What you are asked to do ->
Output only the lines that run from the line holding "Output the text content of this document." to the end of the data below, including both ends, without any pictures.

Entries provided ->
■ ■ ■ ■ ■

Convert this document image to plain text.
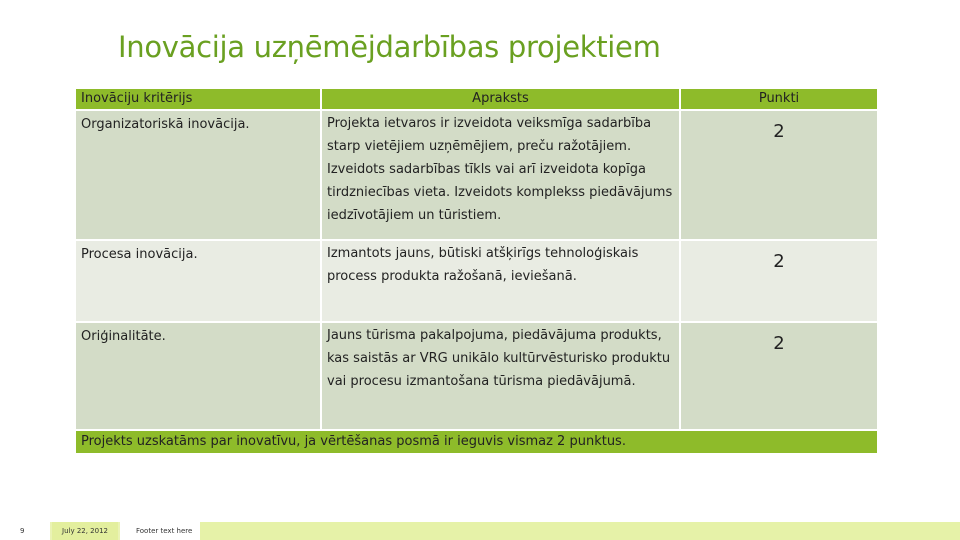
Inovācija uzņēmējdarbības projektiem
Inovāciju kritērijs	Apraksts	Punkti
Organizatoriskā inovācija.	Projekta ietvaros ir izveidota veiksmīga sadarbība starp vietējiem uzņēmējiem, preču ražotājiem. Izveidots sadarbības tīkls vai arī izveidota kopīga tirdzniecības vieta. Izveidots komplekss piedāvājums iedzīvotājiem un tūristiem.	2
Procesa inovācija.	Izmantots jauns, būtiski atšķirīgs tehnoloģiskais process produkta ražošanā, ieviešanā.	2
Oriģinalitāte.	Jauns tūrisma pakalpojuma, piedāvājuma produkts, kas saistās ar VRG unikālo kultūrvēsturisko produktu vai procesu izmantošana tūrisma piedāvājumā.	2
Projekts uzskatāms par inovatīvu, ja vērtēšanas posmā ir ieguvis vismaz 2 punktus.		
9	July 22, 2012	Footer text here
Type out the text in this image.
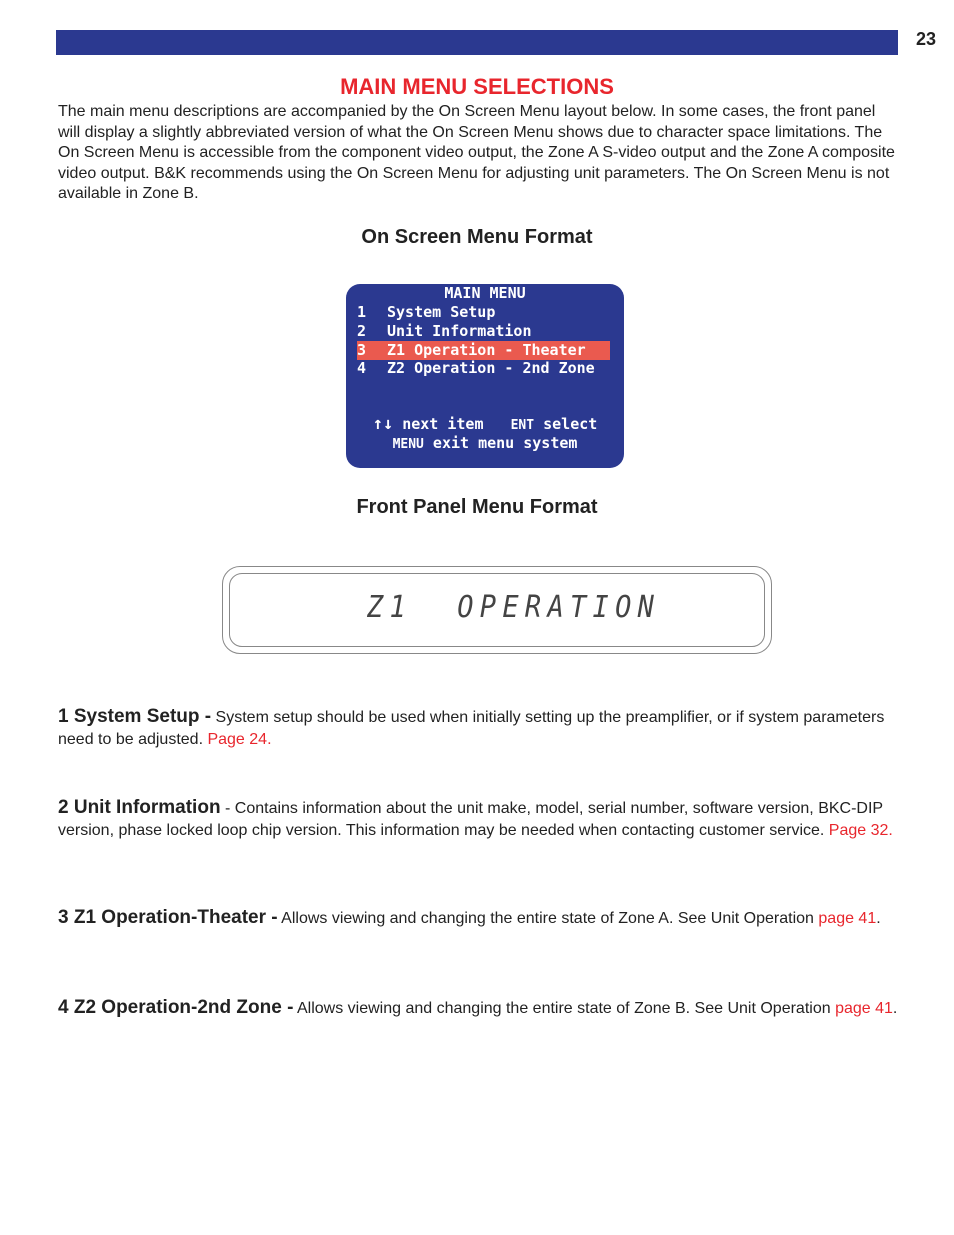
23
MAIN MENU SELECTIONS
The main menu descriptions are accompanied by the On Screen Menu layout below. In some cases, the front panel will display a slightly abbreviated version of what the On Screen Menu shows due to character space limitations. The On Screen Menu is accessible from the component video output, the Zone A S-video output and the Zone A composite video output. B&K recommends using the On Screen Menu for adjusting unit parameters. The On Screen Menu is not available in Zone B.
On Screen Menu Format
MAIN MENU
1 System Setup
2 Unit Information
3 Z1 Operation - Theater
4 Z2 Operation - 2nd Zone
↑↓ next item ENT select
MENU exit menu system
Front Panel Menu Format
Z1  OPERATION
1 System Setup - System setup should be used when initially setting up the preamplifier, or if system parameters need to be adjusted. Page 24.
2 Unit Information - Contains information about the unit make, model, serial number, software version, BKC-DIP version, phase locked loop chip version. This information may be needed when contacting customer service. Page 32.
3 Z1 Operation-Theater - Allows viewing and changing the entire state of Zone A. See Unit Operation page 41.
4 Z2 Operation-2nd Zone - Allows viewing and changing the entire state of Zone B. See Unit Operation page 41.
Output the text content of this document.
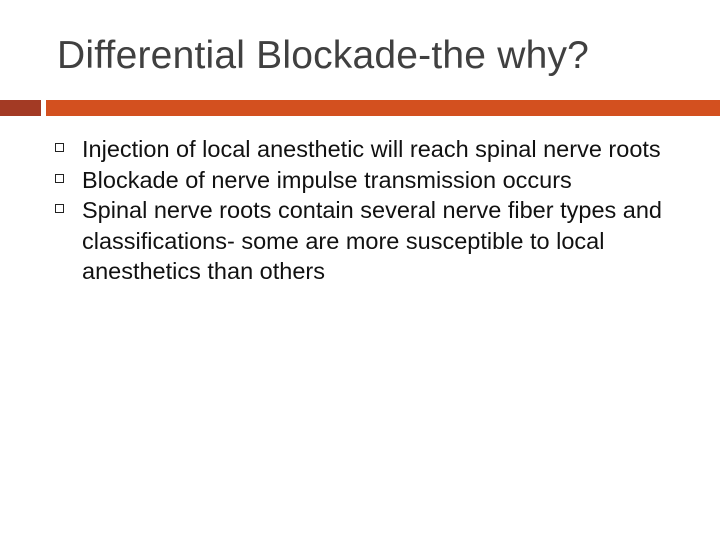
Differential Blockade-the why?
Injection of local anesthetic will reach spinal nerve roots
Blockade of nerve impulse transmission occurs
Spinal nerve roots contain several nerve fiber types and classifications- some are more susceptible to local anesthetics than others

■ ■ ■ ■ ■

Correct response ->
Output the text content of this document.
Differential Blockade-the why?
Injection of local anesthetic will reach spinal nerve roots
Blockade of nerve impulse transmission occurs
Spinal nerve roots contain several nerve fiber types and classifications- some are more susceptible to local anesthetics than others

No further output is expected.